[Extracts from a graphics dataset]

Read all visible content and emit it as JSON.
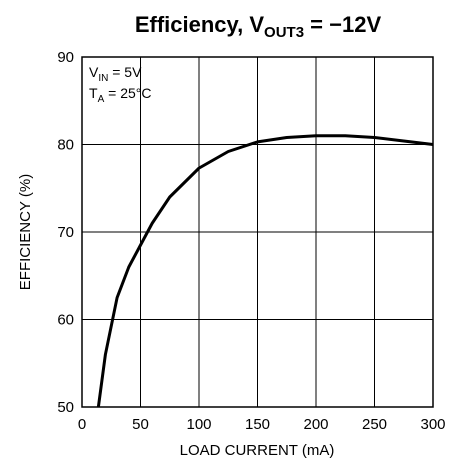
{
  "chart_data": {
    "type": "line",
    "title": [
      "Efficiency, V",
      "OUT3",
      " = −12V"
    ],
    "annotations": [
      [
        "V",
        "IN",
        " = 5V"
      ],
      [
        "T",
        "A",
        " = 25°C"
      ]
    ],
    "xlabel": "LOAD CURRENT (mA)",
    "ylabel": "EFFICIENCY (%)",
    "x": [
      14,
      20,
      30,
      40,
      50,
      60,
      75,
      100,
      125,
      150,
      175,
      200,
      225,
      250,
      275,
      300
    ],
    "series": [
      {
        "color": "#000000",
        "values": [
          50,
          56,
          62.5,
          66,
          68.5,
          71,
          74,
          77.3,
          79.2,
          80.3,
          80.8,
          81,
          81,
          80.8,
          80.4,
          80
        ]
      }
    ],
    "xlim": [
      0,
      300
    ],
    "xticks": [
      0,
      50,
      100,
      150,
      200,
      250,
      300
    ],
    "ylim": [
      50,
      90
    ],
    "yticks": [
      50,
      60,
      70,
      80,
      90
    ],
    "grid": true
  }
}
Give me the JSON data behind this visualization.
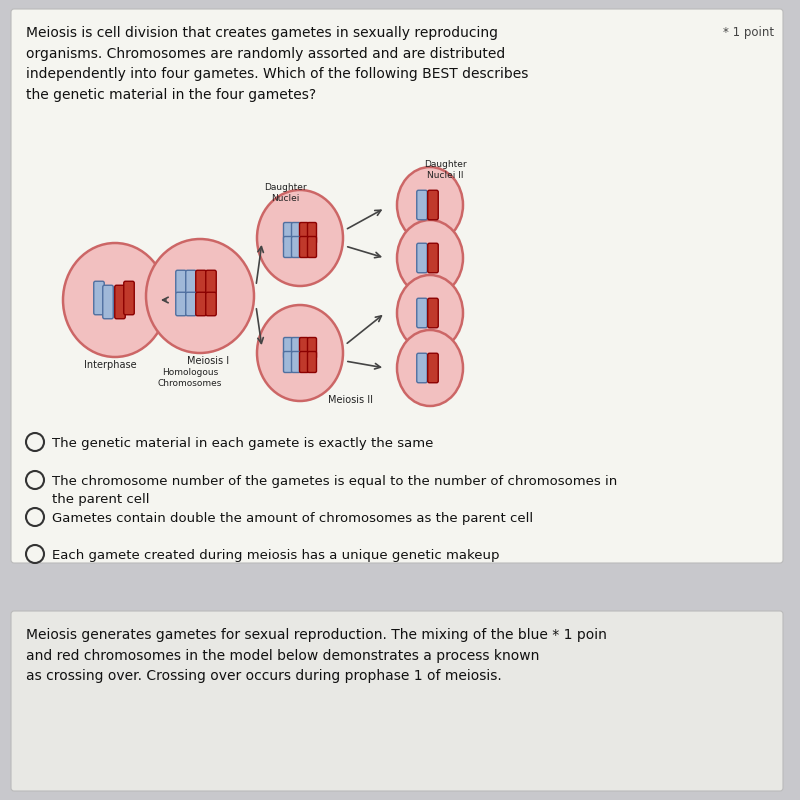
{
  "bg_color": "#c8c8cc",
  "card1_bg": "#f5f5f0",
  "card2_bg": "#e8e8e4",
  "title_text": "Meiosis is cell division that creates gametes in sexually reproducing\norganisms. Chromosomes are randomly assorted and are distributed\nindependently into four gametes. Which of the following BEST describes\nthe genetic material in the four gametes?",
  "point_text": "* 1 point",
  "options": [
    "The genetic material in each gamete is exactly the same",
    "The chromosome number of the gametes is equal to the number of chromosomes in\nthe parent cell",
    "Gametes contain double the amount of chromosomes as the parent cell",
    "Each gamete created during meiosis has a unique genetic makeup"
  ],
  "bottom_text": "Meiosis generates gametes for sexual reproduction. The mixing of the blue * 1 poin\nand red chromosomes in the model below demonstrates a process known\nas crossing over. Crossing over occurs during prophase 1 of meiosis.",
  "label_interphase": "Interphase",
  "label_meiosis1": "Meiosis I",
  "label_homologous": "Homologous\nChromosomes",
  "label_meiosis2": "Meiosis II",
  "label_daughter_nuclei": "Daughter\nNuclei",
  "label_daughter_nuclei2": "Daughter\nNuclei II",
  "pink_fill": "#f2c0c0",
  "pink_edge": "#cc6666",
  "chr_red_fill": "#c0392b",
  "chr_red_edge": "#8b0000",
  "chr_blue_fill": "#a0b8d8",
  "chr_blue_edge": "#5070a0"
}
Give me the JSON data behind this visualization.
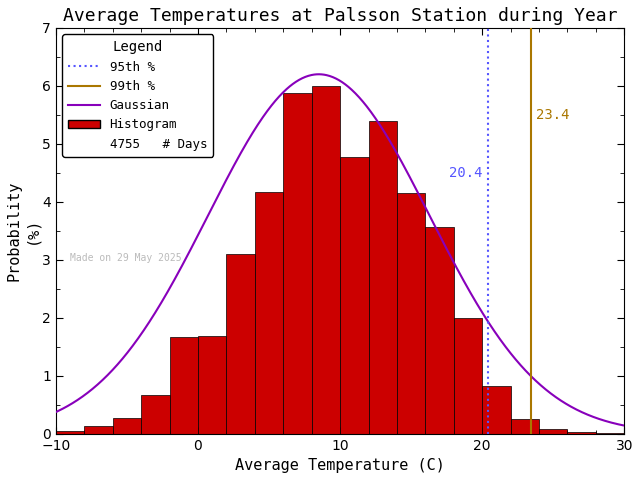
{
  "title": "Average Temperatures at Palsson Station during Year",
  "xlabel": "Average Temperature (C)",
  "ylabel": "Probability\n(%)",
  "xlim": [
    -10,
    30
  ],
  "ylim": [
    0,
    7
  ],
  "yticks": [
    0,
    1,
    2,
    3,
    4,
    5,
    6,
    7
  ],
  "xticks": [
    -10,
    0,
    10,
    20,
    30
  ],
  "bin_edges": [
    -10,
    -8,
    -6,
    -4,
    -2,
    0,
    2,
    4,
    6,
    8,
    10,
    12,
    14,
    16,
    18,
    20,
    22,
    24,
    26,
    28,
    30
  ],
  "bin_heights": [
    0.04,
    0.13,
    0.27,
    0.67,
    1.67,
    1.69,
    3.1,
    4.17,
    5.87,
    6.0,
    4.77,
    5.4,
    4.15,
    3.56,
    2.0,
    0.83,
    0.25,
    0.08,
    0.02,
    0.01
  ],
  "gauss_mean": 8.5,
  "gauss_std": 7.8,
  "gauss_peak": 6.2,
  "pct_95": 20.4,
  "pct_99": 23.4,
  "n_days": 4755,
  "watermark": "Made on 29 May 2025",
  "legend_title": "Legend",
  "background_color": "#ffffff",
  "bar_color": "#cc0000",
  "bar_edge_color": "#000000",
  "gauss_color": "#8800bb",
  "pct95_color": "#5555ff",
  "pct99_color": "#aa7700",
  "watermark_color": "#bbbbbb",
  "title_fontsize": 13,
  "axis_fontsize": 11,
  "tick_fontsize": 10,
  "legend_fontsize": 9
}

● **WHAT IS EXPECTED**: Print the listing above in full, exactly as written. Omit any pictures.

● **FINAL RESULT**:
Read all visible content and emit it as JSON.
{
  "chart_data": {
    "type": "line",
    "title": [
      "Efficiency, V",
      "OUT3",
      " = −12V"
    ],
    "annotations": [
      [
        "V",
        "IN",
        " = 5V"
      ],
      [
        "T",
        "A",
        " = 25°C"
      ]
    ],
    "xlabel": "LOAD CURRENT (mA)",
    "ylabel": "EFFICIENCY (%)",
    "x": [
      14,
      20,
      30,
      40,
      50,
      60,
      75,
      100,
      125,
      150,
      175,
      200,
      225,
      250,
      275,
      300
    ],
    "series": [
      {
        "color": "#000000",
        "values": [
          50,
          56,
          62.5,
          66,
          68.5,
          71,
          74,
          77.3,
          79.2,
          80.3,
          80.8,
          81,
          81,
          80.8,
          80.4,
          80
        ]
      }
    ],
    "xlim": [
      0,
      300
    ],
    "xticks": [
      0,
      50,
      100,
      150,
      200,
      250,
      300
    ],
    "ylim": [
      50,
      90
    ],
    "yticks": [
      50,
      60,
      70,
      80,
      90
    ],
    "grid": true
  }
}
Give me the JSON data behind this visualization.
{
  "bg_color": "#c8c8cc",
  "card1_bg": "#f5f5f0",
  "card2_bg": "#e8e8e4",
  "title_text": "Meiosis is cell division that creates gametes in sexually reproducing\norganisms. Chromosomes are randomly assorted and are distributed\nindependently into four gametes. Which of the following BEST describes\nthe genetic material in the four gametes?",
  "point_text": "* 1 point",
  "options": [
    "The genetic material in each gamete is exactly the same",
    "The chromosome number of the gametes is equal to the number of chromosomes in\nthe parent cell",
    "Gametes contain double the amount of chromosomes as the parent cell",
    "Each gamete created during meiosis has a unique genetic makeup"
  ],
  "bottom_text": "Meiosis generates gametes for sexual reproduction. The mixing of the blue * 1 poin\nand red chromosomes in the model below demonstrates a process known\nas crossing over. Crossing over occurs during prophase 1 of meiosis.",
  "label_interphase": "Interphase",
  "label_meiosis1": "Meiosis I",
  "label_homologous": "Homologous\nChromosomes",
  "label_meiosis2": "Meiosis II",
  "label_daughter_nuclei": "Daughter\nNuclei",
  "label_daughter_nuclei2": "Daughter\nNuclei II",
  "pink_fill": "#f2c0c0",
  "pink_edge": "#cc6666",
  "chr_red_fill": "#c0392b",
  "chr_red_edge": "#8b0000",
  "chr_blue_fill": "#a0b8d8",
  "chr_blue_edge": "#5070a0"
}
Give me the JSON data behind this visualization.
{
  "title": "Average Temperatures at Palsson Station during Year",
  "xlabel": "Average Temperature (C)",
  "ylabel": "Probability\n(%)",
  "xlim": [
    -10,
    30
  ],
  "ylim": [
    0,
    7
  ],
  "yticks": [
    0,
    1,
    2,
    3,
    4,
    5,
    6,
    7
  ],
  "xticks": [
    -10,
    0,
    10,
    20,
    30
  ],
  "bin_edges": [
    -10,
    -8,
    -6,
    -4,
    -2,
    0,
    2,
    4,
    6,
    8,
    10,
    12,
    14,
    16,
    18,
    20,
    22,
    24,
    26,
    28,
    30
  ],
  "bin_heights": [
    0.04,
    0.13,
    0.27,
    0.67,
    1.67,
    1.69,
    3.1,
    4.17,
    5.87,
    6.0,
    4.77,
    5.4,
    4.15,
    3.56,
    2.0,
    0.83,
    0.25,
    0.08,
    0.02,
    0.01
  ],
  "gauss_mean": 8.5,
  "gauss_std": 7.8,
  "gauss_peak": 6.2,
  "pct_95": 20.4,
  "pct_99": 23.4,
  "n_days": 4755,
  "watermark": "Made on 29 May 2025",
  "legend_title": "Legend",
  "background_color": "#ffffff",
  "bar_color": "#cc0000",
  "bar_edge_color": "#000000",
  "gauss_color": "#8800bb",
  "pct95_color": "#5555ff",
  "pct99_color": "#aa7700",
  "watermark_color": "#bbbbbb",
  "title_fontsize": 13,
  "axis_fontsize": 11,
  "tick_fontsize": 10,
  "legend_fontsize": 9
}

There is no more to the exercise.